(Records from a data source)
..............................

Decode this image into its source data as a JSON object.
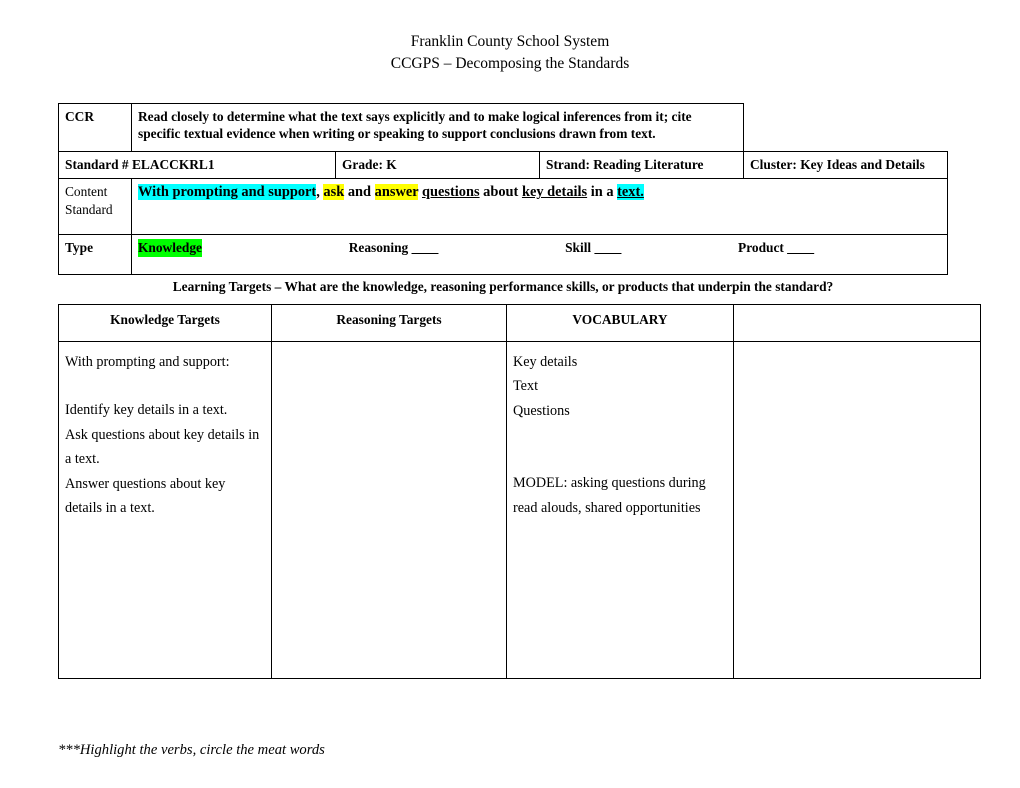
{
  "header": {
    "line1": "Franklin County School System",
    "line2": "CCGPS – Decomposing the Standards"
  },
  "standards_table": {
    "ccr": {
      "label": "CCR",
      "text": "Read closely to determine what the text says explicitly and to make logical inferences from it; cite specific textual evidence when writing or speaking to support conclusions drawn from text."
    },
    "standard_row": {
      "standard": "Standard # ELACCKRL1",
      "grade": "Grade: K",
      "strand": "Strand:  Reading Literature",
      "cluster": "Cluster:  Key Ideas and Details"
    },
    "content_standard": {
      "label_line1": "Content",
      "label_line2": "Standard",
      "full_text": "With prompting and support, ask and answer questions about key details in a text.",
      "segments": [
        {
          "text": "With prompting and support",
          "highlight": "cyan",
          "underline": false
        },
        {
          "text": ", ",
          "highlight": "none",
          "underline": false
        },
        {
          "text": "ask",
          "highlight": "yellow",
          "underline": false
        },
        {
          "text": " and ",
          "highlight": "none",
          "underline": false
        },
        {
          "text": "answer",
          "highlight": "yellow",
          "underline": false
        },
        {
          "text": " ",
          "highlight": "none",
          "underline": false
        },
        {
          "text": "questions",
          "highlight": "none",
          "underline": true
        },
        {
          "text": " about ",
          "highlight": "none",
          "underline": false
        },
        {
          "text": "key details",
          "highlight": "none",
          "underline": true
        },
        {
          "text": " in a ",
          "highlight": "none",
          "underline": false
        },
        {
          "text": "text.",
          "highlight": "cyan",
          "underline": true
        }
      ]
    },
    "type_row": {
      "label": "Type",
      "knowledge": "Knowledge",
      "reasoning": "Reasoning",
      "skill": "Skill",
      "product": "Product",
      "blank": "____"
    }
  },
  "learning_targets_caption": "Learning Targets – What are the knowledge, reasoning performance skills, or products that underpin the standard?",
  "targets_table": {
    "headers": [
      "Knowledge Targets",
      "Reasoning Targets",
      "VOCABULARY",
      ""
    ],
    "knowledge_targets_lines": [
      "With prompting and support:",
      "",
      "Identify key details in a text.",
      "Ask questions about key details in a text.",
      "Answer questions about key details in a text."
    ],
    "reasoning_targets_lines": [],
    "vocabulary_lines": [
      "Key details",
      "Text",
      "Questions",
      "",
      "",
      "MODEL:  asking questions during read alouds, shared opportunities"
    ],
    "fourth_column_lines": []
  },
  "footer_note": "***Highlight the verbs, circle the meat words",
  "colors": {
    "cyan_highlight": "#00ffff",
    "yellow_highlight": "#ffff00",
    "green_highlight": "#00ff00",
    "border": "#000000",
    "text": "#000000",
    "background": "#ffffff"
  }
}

..............................

Nothing but the pictures may be dropped; output the records above exactly.

— Problem solution —
Decode this image into its source data as a JSON object.
{
  "header": {
    "line1": "Franklin County School System",
    "line2": "CCGPS – Decomposing the Standards"
  },
  "standards_table": {
    "ccr": {
      "label": "CCR",
      "text": "Read closely to determine what the text says explicitly and to make logical inferences from it; cite specific textual evidence when writing or speaking to support conclusions drawn from text."
    },
    "standard_row": {
      "standard": "Standard # ELACCKRL1",
      "grade": "Grade: K",
      "strand": "Strand:  Reading Literature",
      "cluster": "Cluster:  Key Ideas and Details"
    },
    "content_standard": {
      "label_line1": "Content",
      "label_line2": "Standard",
      "full_text": "With prompting and support, ask and answer questions about key details in a text.",
      "segments": [
        {
          "text": "With prompting and support",
          "highlight": "cyan",
          "underline": false
        },
        {
          "text": ", ",
          "highlight": "none",
          "underline": false
        },
        {
          "text": "ask",
          "highlight": "yellow",
          "underline": false
        },
        {
          "text": " and ",
          "highlight": "none",
          "underline": false
        },
        {
          "text": "answer",
          "highlight": "yellow",
          "underline": false
        },
        {
          "text": " ",
          "highlight": "none",
          "underline": false
        },
        {
          "text": "questions",
          "highlight": "none",
          "underline": true
        },
        {
          "text": " about ",
          "highlight": "none",
          "underline": false
        },
        {
          "text": "key details",
          "highlight": "none",
          "underline": true
        },
        {
          "text": " in a ",
          "highlight": "none",
          "underline": false
        },
        {
          "text": "text.",
          "highlight": "cyan",
          "underline": true
        }
      ]
    },
    "type_row": {
      "label": "Type",
      "knowledge": "Knowledge",
      "reasoning": "Reasoning",
      "skill": "Skill",
      "product": "Product",
      "blank": "____"
    }
  },
  "learning_targets_caption": "Learning Targets – What are the knowledge, reasoning performance skills, or products that underpin the standard?",
  "targets_table": {
    "headers": [
      "Knowledge Targets",
      "Reasoning Targets",
      "VOCABULARY",
      ""
    ],
    "knowledge_targets_lines": [
      "With prompting and support:",
      "",
      "Identify key details in a text.",
      "Ask questions about key details in a text.",
      "Answer questions about key details in a text."
    ],
    "reasoning_targets_lines": [],
    "vocabulary_lines": [
      "Key details",
      "Text",
      "Questions",
      "",
      "",
      "MODEL:  asking questions during read alouds, shared opportunities"
    ],
    "fourth_column_lines": []
  },
  "footer_note": "***Highlight the verbs, circle the meat words",
  "colors": {
    "cyan_highlight": "#00ffff",
    "yellow_highlight": "#ffff00",
    "green_highlight": "#00ff00",
    "border": "#000000",
    "text": "#000000",
    "background": "#ffffff"
  }
}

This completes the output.